• Description of the task
Pictures in the data below are not part of the copy; transcribe everything else exactly.

• Listed records
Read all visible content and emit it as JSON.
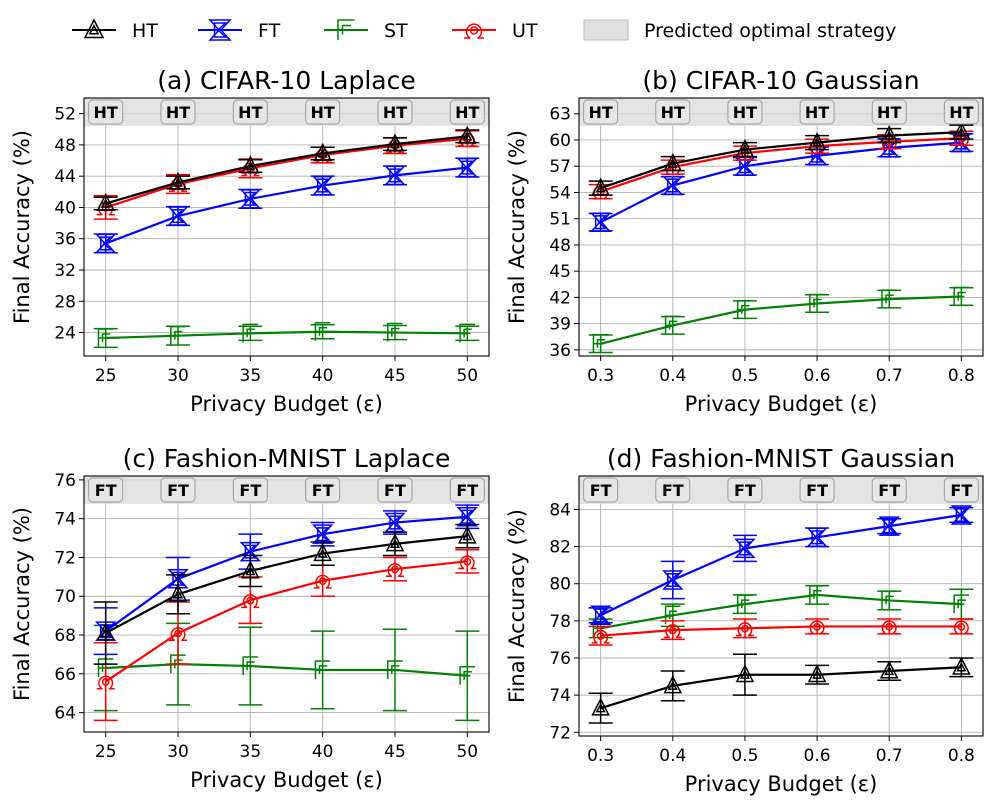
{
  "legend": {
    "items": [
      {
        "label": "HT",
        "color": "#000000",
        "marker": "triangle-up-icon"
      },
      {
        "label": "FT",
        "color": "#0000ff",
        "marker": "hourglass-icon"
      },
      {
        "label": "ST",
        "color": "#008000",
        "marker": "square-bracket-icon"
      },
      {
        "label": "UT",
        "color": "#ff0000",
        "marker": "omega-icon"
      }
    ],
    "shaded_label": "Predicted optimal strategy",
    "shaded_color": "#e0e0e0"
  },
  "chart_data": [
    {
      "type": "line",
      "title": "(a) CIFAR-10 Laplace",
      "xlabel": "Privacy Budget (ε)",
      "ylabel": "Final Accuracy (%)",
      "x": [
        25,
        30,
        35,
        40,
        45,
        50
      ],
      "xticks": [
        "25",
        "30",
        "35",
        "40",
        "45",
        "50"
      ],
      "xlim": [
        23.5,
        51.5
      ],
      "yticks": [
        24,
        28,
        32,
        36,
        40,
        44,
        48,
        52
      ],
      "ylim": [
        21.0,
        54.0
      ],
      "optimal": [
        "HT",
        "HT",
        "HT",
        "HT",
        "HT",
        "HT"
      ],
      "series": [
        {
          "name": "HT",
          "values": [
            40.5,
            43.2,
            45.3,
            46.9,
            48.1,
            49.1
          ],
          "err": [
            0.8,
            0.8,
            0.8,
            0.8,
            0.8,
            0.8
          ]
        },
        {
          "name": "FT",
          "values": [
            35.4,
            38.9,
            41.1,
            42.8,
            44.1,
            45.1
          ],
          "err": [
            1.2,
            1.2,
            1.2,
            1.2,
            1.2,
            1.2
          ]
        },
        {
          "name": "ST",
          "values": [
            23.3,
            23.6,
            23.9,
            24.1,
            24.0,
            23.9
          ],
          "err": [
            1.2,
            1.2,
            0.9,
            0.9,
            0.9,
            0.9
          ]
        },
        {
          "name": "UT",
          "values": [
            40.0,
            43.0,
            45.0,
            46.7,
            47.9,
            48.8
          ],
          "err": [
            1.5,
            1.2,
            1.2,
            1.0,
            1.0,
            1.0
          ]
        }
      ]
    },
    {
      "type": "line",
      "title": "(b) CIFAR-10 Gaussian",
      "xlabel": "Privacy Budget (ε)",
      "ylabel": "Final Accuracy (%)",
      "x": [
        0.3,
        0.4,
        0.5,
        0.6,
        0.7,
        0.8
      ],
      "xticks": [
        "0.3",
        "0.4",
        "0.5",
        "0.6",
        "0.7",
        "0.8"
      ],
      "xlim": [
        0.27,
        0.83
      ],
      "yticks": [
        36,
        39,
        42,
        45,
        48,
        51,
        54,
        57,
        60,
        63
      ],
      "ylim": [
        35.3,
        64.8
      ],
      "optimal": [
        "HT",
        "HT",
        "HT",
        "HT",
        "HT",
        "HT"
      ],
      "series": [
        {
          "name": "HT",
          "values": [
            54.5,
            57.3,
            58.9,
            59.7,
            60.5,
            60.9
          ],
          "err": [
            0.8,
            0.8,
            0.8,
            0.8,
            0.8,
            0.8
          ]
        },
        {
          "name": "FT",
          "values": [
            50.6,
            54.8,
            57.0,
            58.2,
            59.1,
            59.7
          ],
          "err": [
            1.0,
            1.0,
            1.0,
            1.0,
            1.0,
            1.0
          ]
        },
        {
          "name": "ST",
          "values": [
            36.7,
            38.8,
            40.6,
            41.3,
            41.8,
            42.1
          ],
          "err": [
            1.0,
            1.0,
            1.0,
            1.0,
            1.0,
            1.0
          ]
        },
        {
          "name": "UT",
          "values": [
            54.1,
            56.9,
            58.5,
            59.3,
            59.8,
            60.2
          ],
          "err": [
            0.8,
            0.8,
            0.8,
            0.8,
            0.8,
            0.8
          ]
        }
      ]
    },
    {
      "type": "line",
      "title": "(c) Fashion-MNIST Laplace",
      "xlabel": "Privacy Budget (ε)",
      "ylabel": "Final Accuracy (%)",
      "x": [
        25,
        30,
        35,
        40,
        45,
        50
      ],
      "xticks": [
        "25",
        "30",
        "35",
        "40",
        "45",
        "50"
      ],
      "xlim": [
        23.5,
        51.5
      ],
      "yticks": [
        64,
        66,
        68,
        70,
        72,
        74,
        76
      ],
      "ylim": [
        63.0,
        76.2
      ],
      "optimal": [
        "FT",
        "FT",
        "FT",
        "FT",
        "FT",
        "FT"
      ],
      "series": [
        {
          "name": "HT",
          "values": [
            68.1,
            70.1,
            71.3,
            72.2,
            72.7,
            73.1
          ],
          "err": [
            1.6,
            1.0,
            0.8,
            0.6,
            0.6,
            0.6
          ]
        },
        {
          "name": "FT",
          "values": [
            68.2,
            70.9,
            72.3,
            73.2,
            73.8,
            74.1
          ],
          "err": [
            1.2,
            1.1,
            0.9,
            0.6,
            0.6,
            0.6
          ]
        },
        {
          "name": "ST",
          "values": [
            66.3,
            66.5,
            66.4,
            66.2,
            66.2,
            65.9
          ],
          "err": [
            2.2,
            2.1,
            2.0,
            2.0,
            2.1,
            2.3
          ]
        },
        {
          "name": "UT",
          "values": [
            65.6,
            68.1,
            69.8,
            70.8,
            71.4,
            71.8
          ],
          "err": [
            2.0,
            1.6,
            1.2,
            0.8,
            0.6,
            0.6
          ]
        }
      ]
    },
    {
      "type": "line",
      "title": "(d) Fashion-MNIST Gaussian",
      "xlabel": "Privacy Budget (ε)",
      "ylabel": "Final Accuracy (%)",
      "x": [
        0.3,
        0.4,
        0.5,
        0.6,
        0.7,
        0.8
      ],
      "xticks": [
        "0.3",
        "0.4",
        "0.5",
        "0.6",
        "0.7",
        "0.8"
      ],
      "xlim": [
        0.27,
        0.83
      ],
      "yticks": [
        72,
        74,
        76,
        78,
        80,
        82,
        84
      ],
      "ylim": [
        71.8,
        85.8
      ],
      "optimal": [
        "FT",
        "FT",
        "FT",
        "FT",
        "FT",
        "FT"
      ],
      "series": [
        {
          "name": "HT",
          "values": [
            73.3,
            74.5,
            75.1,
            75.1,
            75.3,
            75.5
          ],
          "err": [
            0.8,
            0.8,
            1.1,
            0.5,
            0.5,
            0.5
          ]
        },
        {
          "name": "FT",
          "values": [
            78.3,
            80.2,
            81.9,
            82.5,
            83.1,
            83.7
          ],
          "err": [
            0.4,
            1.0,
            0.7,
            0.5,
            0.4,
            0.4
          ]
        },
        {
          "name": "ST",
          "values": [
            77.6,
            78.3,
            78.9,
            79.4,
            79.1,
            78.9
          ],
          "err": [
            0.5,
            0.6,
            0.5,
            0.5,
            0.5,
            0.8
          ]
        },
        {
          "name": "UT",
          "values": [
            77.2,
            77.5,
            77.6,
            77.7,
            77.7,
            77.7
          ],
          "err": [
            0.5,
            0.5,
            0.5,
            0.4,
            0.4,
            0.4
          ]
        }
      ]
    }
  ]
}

• Exercise solution
Read all visible content and emit it as JSON.
{
  "legend": {
    "items": [
      {
        "label": "HT",
        "color": "#000000",
        "marker": "triangle-up-icon"
      },
      {
        "label": "FT",
        "color": "#0000ff",
        "marker": "hourglass-icon"
      },
      {
        "label": "ST",
        "color": "#008000",
        "marker": "square-bracket-icon"
      },
      {
        "label": "UT",
        "color": "#ff0000",
        "marker": "omega-icon"
      }
    ],
    "shaded_label": "Predicted optimal strategy",
    "shaded_color": "#e0e0e0"
  },
  "chart_data": [
    {
      "type": "line",
      "title": "(a) CIFAR-10 Laplace",
      "xlabel": "Privacy Budget (ε)",
      "ylabel": "Final Accuracy (%)",
      "x": [
        25,
        30,
        35,
        40,
        45,
        50
      ],
      "xticks": [
        "25",
        "30",
        "35",
        "40",
        "45",
        "50"
      ],
      "xlim": [
        23.5,
        51.5
      ],
      "yticks": [
        24,
        28,
        32,
        36,
        40,
        44,
        48,
        52
      ],
      "ylim": [
        21.0,
        54.0
      ],
      "optimal": [
        "HT",
        "HT",
        "HT",
        "HT",
        "HT",
        "HT"
      ],
      "series": [
        {
          "name": "HT",
          "values": [
            40.5,
            43.2,
            45.3,
            46.9,
            48.1,
            49.1
          ],
          "err": [
            0.8,
            0.8,
            0.8,
            0.8,
            0.8,
            0.8
          ]
        },
        {
          "name": "FT",
          "values": [
            35.4,
            38.9,
            41.1,
            42.8,
            44.1,
            45.1
          ],
          "err": [
            1.2,
            1.2,
            1.2,
            1.2,
            1.2,
            1.2
          ]
        },
        {
          "name": "ST",
          "values": [
            23.3,
            23.6,
            23.9,
            24.1,
            24.0,
            23.9
          ],
          "err": [
            1.2,
            1.2,
            0.9,
            0.9,
            0.9,
            0.9
          ]
        },
        {
          "name": "UT",
          "values": [
            40.0,
            43.0,
            45.0,
            46.7,
            47.9,
            48.8
          ],
          "err": [
            1.5,
            1.2,
            1.2,
            1.0,
            1.0,
            1.0
          ]
        }
      ]
    },
    {
      "type": "line",
      "title": "(b) CIFAR-10 Gaussian",
      "xlabel": "Privacy Budget (ε)",
      "ylabel": "Final Accuracy (%)",
      "x": [
        0.3,
        0.4,
        0.5,
        0.6,
        0.7,
        0.8
      ],
      "xticks": [
        "0.3",
        "0.4",
        "0.5",
        "0.6",
        "0.7",
        "0.8"
      ],
      "xlim": [
        0.27,
        0.83
      ],
      "yticks": [
        36,
        39,
        42,
        45,
        48,
        51,
        54,
        57,
        60,
        63
      ],
      "ylim": [
        35.3,
        64.8
      ],
      "optimal": [
        "HT",
        "HT",
        "HT",
        "HT",
        "HT",
        "HT"
      ],
      "series": [
        {
          "name": "HT",
          "values": [
            54.5,
            57.3,
            58.9,
            59.7,
            60.5,
            60.9
          ],
          "err": [
            0.8,
            0.8,
            0.8,
            0.8,
            0.8,
            0.8
          ]
        },
        {
          "name": "FT",
          "values": [
            50.6,
            54.8,
            57.0,
            58.2,
            59.1,
            59.7
          ],
          "err": [
            1.0,
            1.0,
            1.0,
            1.0,
            1.0,
            1.0
          ]
        },
        {
          "name": "ST",
          "values": [
            36.7,
            38.8,
            40.6,
            41.3,
            41.8,
            42.1
          ],
          "err": [
            1.0,
            1.0,
            1.0,
            1.0,
            1.0,
            1.0
          ]
        },
        {
          "name": "UT",
          "values": [
            54.1,
            56.9,
            58.5,
            59.3,
            59.8,
            60.2
          ],
          "err": [
            0.8,
            0.8,
            0.8,
            0.8,
            0.8,
            0.8
          ]
        }
      ]
    },
    {
      "type": "line",
      "title": "(c) Fashion-MNIST Laplace",
      "xlabel": "Privacy Budget (ε)",
      "ylabel": "Final Accuracy (%)",
      "x": [
        25,
        30,
        35,
        40,
        45,
        50
      ],
      "xticks": [
        "25",
        "30",
        "35",
        "40",
        "45",
        "50"
      ],
      "xlim": [
        23.5,
        51.5
      ],
      "yticks": [
        64,
        66,
        68,
        70,
        72,
        74,
        76
      ],
      "ylim": [
        63.0,
        76.2
      ],
      "optimal": [
        "FT",
        "FT",
        "FT",
        "FT",
        "FT",
        "FT"
      ],
      "series": [
        {
          "name": "HT",
          "values": [
            68.1,
            70.1,
            71.3,
            72.2,
            72.7,
            73.1
          ],
          "err": [
            1.6,
            1.0,
            0.8,
            0.6,
            0.6,
            0.6
          ]
        },
        {
          "name": "FT",
          "values": [
            68.2,
            70.9,
            72.3,
            73.2,
            73.8,
            74.1
          ],
          "err": [
            1.2,
            1.1,
            0.9,
            0.6,
            0.6,
            0.6
          ]
        },
        {
          "name": "ST",
          "values": [
            66.3,
            66.5,
            66.4,
            66.2,
            66.2,
            65.9
          ],
          "err": [
            2.2,
            2.1,
            2.0,
            2.0,
            2.1,
            2.3
          ]
        },
        {
          "name": "UT",
          "values": [
            65.6,
            68.1,
            69.8,
            70.8,
            71.4,
            71.8
          ],
          "err": [
            2.0,
            1.6,
            1.2,
            0.8,
            0.6,
            0.6
          ]
        }
      ]
    },
    {
      "type": "line",
      "title": "(d) Fashion-MNIST Gaussian",
      "xlabel": "Privacy Budget (ε)",
      "ylabel": "Final Accuracy (%)",
      "x": [
        0.3,
        0.4,
        0.5,
        0.6,
        0.7,
        0.8
      ],
      "xticks": [
        "0.3",
        "0.4",
        "0.5",
        "0.6",
        "0.7",
        "0.8"
      ],
      "xlim": [
        0.27,
        0.83
      ],
      "yticks": [
        72,
        74,
        76,
        78,
        80,
        82,
        84
      ],
      "ylim": [
        71.8,
        85.8
      ],
      "optimal": [
        "FT",
        "FT",
        "FT",
        "FT",
        "FT",
        "FT"
      ],
      "series": [
        {
          "name": "HT",
          "values": [
            73.3,
            74.5,
            75.1,
            75.1,
            75.3,
            75.5
          ],
          "err": [
            0.8,
            0.8,
            1.1,
            0.5,
            0.5,
            0.5
          ]
        },
        {
          "name": "FT",
          "values": [
            78.3,
            80.2,
            81.9,
            82.5,
            83.1,
            83.7
          ],
          "err": [
            0.4,
            1.0,
            0.7,
            0.5,
            0.4,
            0.4
          ]
        },
        {
          "name": "ST",
          "values": [
            77.6,
            78.3,
            78.9,
            79.4,
            79.1,
            78.9
          ],
          "err": [
            0.5,
            0.6,
            0.5,
            0.5,
            0.5,
            0.8
          ]
        },
        {
          "name": "UT",
          "values": [
            77.2,
            77.5,
            77.6,
            77.7,
            77.7,
            77.7
          ],
          "err": [
            0.5,
            0.5,
            0.5,
            0.4,
            0.4,
            0.4
          ]
        }
      ]
    }
  ]
}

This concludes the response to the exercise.